- _Instruções de trabalho_: Extraia dos registros abaixo todas as linhas que contêm a palavra "chart".

- _Dados fornecidos_:

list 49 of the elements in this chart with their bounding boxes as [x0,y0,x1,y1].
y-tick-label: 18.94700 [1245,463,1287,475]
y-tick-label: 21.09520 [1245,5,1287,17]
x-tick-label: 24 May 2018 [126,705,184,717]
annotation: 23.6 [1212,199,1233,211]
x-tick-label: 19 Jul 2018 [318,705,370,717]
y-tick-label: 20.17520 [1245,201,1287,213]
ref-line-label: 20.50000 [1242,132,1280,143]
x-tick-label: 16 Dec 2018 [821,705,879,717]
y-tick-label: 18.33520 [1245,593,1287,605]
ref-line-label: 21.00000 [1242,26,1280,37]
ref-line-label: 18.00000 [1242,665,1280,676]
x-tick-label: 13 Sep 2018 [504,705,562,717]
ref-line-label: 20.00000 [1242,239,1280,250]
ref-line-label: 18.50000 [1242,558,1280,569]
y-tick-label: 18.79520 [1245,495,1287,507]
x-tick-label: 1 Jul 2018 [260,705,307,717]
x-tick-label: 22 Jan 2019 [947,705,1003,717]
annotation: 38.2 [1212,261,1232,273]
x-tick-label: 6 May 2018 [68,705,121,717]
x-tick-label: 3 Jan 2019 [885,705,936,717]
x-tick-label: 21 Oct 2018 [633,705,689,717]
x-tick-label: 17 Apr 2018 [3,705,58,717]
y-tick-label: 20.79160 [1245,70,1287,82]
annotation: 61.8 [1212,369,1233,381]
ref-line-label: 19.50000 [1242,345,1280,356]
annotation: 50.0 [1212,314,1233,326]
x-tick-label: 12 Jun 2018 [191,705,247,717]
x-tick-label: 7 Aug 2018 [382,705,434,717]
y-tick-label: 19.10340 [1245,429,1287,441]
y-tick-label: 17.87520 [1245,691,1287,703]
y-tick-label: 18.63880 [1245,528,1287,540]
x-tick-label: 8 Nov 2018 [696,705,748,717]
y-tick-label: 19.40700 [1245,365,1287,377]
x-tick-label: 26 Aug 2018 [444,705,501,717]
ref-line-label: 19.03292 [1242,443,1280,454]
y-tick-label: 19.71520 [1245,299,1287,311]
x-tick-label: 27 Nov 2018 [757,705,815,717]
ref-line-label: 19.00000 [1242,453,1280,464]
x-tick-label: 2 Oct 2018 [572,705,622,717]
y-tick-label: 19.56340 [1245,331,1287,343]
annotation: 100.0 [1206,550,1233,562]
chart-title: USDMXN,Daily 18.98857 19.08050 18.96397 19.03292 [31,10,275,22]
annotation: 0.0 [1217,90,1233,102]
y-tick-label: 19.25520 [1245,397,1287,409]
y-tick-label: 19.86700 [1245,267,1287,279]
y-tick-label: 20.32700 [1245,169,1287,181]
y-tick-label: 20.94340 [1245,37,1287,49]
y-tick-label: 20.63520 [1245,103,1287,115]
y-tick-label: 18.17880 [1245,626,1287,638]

- _Solução escrita_:
list 49 of the elements in this chart with their bounding boxes as [x0,y0,x1,y1].
chart-title: USDMXN,Daily 18.98857 19.08050 18.96397 19.03292 [31,10,275,22]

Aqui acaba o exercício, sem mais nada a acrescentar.